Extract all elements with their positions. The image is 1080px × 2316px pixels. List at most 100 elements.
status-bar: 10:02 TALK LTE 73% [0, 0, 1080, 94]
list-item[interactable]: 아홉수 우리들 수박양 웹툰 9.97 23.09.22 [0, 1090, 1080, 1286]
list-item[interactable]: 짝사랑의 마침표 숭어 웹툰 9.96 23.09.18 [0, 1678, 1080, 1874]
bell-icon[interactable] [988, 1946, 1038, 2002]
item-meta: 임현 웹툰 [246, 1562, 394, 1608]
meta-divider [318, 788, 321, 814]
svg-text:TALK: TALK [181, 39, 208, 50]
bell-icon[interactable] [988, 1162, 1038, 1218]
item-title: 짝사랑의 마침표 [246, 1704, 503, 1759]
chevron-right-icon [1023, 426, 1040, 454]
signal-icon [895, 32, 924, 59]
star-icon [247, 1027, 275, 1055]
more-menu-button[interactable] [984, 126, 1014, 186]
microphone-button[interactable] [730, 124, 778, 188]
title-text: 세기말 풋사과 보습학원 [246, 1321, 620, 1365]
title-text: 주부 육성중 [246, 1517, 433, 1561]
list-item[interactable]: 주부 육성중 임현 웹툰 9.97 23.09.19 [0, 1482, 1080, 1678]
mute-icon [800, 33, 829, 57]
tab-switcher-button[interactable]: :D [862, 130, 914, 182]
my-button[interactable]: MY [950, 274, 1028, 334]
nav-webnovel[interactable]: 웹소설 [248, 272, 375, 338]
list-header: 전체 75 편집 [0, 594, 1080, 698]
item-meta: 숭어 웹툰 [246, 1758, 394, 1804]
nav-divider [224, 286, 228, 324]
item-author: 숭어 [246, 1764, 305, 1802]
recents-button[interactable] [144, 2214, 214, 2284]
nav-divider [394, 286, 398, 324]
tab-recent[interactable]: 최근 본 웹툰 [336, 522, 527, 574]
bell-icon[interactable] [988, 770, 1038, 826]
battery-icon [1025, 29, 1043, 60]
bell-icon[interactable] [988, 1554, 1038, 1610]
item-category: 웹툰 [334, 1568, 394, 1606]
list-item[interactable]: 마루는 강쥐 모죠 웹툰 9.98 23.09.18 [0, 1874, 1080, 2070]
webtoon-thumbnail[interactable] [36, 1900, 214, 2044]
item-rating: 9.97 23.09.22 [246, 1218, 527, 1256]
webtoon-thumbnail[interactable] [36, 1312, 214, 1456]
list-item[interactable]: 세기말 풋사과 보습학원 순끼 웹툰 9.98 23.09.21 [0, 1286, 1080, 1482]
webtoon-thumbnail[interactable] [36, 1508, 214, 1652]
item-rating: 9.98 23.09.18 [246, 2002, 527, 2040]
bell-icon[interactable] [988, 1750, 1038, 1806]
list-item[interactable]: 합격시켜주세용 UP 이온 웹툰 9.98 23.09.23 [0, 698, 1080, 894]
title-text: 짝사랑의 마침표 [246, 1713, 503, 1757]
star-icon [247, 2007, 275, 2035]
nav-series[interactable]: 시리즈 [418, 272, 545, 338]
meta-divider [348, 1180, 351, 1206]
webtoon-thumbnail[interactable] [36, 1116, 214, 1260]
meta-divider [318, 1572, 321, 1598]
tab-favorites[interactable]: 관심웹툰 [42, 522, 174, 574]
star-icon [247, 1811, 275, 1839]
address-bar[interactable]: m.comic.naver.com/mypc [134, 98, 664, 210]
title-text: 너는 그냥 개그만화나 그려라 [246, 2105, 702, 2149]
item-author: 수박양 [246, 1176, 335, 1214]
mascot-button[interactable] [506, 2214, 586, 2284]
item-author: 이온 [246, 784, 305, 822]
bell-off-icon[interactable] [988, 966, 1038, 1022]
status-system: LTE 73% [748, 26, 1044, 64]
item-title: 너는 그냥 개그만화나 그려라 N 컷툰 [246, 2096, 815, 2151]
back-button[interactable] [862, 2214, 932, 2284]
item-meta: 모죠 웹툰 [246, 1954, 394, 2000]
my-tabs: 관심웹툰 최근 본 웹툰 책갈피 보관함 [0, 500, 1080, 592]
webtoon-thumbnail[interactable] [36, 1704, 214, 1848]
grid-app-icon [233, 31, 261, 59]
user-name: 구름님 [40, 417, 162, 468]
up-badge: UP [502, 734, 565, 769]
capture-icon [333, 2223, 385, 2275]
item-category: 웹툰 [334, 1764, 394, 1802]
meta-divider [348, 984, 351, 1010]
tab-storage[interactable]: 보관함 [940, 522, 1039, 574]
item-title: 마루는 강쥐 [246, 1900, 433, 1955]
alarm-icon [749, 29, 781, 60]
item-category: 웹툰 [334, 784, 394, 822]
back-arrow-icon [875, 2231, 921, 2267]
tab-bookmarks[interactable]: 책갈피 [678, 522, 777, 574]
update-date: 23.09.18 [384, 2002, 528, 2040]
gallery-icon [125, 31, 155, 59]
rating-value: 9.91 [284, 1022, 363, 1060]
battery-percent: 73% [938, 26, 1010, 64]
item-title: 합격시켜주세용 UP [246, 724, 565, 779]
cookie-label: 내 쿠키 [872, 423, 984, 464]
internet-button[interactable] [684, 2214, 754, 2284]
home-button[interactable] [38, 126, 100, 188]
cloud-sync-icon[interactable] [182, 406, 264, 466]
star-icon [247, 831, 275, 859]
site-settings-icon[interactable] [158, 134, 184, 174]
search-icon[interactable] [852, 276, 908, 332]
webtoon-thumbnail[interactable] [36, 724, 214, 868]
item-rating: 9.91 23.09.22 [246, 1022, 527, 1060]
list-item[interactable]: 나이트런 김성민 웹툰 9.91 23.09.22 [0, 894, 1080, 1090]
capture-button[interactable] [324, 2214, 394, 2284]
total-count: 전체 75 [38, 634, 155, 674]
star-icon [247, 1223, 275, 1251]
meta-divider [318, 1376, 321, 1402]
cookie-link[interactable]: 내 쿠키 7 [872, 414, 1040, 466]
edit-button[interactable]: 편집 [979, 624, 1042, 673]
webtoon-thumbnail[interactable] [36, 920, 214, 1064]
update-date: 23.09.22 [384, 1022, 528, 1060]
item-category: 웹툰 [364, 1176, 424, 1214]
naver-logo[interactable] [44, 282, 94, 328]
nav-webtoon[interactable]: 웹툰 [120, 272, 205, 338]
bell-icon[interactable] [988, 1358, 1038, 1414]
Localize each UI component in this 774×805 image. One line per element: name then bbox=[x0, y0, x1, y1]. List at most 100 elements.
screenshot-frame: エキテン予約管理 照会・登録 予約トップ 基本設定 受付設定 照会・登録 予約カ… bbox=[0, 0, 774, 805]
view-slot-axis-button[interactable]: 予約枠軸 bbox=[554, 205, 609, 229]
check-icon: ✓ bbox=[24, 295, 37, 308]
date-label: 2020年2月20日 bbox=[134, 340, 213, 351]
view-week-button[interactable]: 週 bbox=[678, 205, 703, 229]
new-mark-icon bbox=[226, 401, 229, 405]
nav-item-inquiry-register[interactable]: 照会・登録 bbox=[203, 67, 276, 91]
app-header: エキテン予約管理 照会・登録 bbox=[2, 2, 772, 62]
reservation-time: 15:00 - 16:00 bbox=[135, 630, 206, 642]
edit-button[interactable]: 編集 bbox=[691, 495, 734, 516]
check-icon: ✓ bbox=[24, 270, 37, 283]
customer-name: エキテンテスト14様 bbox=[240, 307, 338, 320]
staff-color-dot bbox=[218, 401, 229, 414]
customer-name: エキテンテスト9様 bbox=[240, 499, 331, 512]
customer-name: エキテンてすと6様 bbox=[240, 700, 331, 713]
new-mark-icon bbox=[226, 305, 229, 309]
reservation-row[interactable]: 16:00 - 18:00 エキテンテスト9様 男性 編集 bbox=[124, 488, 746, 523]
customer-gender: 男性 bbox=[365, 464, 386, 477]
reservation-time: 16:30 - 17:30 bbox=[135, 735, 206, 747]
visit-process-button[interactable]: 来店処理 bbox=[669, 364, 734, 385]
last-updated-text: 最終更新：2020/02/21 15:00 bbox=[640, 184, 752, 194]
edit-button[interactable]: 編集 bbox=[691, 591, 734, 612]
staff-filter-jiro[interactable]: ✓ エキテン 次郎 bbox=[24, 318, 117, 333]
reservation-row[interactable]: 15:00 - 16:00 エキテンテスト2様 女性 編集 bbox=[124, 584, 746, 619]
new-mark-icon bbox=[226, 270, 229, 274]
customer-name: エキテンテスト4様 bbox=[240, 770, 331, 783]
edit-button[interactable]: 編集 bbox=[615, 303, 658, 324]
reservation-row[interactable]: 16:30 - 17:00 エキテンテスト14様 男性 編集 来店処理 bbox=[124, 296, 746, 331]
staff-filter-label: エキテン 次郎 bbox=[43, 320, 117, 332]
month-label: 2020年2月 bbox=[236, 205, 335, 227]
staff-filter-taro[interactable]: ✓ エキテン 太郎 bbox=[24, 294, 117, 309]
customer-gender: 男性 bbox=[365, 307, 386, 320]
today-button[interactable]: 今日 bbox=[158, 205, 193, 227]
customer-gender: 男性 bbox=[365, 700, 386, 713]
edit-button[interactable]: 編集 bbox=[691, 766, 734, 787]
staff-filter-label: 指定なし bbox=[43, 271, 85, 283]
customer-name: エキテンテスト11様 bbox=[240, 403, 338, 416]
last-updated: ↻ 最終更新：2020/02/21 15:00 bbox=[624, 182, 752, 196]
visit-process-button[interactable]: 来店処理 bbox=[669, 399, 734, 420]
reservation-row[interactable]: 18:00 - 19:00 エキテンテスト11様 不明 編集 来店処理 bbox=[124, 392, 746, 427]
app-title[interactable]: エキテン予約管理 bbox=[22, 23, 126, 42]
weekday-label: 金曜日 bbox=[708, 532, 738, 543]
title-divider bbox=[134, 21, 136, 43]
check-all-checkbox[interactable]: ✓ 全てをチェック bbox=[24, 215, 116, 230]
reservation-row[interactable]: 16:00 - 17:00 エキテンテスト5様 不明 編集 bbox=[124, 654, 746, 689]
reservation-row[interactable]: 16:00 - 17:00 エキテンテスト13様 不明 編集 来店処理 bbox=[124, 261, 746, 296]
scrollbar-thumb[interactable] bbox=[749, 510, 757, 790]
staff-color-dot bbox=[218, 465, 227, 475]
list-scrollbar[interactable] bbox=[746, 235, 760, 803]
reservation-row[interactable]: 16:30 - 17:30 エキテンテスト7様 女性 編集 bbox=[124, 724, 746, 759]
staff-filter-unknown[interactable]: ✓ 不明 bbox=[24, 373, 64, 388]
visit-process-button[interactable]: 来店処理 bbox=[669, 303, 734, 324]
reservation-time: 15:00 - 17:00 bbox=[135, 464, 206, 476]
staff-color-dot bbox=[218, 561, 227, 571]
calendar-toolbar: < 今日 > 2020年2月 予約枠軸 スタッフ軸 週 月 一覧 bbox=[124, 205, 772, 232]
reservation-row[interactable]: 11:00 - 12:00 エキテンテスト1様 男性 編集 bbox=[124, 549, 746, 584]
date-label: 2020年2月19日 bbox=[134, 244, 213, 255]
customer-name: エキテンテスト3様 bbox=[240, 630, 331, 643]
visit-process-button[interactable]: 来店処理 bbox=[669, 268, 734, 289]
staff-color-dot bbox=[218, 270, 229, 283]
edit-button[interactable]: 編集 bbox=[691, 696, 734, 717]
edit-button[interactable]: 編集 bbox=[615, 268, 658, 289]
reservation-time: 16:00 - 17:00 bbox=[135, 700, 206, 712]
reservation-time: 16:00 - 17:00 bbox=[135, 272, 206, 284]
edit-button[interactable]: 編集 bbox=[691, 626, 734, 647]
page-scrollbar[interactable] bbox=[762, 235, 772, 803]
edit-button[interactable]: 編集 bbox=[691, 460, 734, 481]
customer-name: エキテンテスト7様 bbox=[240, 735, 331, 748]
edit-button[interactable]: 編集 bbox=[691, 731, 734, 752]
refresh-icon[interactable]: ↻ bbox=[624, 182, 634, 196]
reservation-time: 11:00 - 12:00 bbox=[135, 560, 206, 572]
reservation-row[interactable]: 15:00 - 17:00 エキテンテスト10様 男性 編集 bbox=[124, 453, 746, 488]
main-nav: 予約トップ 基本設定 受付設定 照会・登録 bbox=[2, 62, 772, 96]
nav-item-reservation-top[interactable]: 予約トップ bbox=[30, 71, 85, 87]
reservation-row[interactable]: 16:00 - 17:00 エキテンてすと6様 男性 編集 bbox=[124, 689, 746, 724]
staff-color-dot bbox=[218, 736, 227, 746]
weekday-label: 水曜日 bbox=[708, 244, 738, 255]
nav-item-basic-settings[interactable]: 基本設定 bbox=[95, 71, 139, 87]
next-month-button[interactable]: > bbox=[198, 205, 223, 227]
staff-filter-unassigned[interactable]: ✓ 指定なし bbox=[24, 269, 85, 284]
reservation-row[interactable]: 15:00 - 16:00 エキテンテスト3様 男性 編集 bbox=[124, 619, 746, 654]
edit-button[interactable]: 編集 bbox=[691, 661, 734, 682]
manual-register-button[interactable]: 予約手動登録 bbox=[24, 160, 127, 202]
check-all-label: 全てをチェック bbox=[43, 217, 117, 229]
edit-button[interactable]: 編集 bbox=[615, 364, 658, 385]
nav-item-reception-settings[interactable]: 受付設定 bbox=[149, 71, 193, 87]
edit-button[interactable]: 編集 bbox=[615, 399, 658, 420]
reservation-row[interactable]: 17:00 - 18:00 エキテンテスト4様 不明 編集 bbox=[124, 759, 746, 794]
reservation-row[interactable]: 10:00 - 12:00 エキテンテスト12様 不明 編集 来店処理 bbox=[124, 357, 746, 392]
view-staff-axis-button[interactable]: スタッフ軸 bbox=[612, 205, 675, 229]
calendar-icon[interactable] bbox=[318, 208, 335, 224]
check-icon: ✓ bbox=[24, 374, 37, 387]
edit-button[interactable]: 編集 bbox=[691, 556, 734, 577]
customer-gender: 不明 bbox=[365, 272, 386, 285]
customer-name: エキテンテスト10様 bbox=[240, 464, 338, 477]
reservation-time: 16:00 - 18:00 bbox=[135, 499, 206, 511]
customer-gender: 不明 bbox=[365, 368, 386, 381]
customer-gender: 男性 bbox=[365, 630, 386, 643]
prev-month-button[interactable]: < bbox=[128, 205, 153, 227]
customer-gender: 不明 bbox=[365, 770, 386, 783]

• [What is being asked]: Copy every line word for word, from the first line of the records down to and including the line with "item-meta: 임현 웹툰 [246, 1562, 394, 1608]".

• [Finished task]:
Extract all elements with their positions. The image is 1080px × 2316px pixels. List at most 100 elements.
status-bar: 10:02 TALK LTE 73% [0, 0, 1080, 94]
list-item[interactable]: 아홉수 우리들 수박양 웹툰 9.97 23.09.22 [0, 1090, 1080, 1286]
list-item[interactable]: 짝사랑의 마침표 숭어 웹툰 9.96 23.09.18 [0, 1678, 1080, 1874]
bell-icon[interactable] [988, 1946, 1038, 2002]
item-meta: 임현 웹툰 [246, 1562, 394, 1608]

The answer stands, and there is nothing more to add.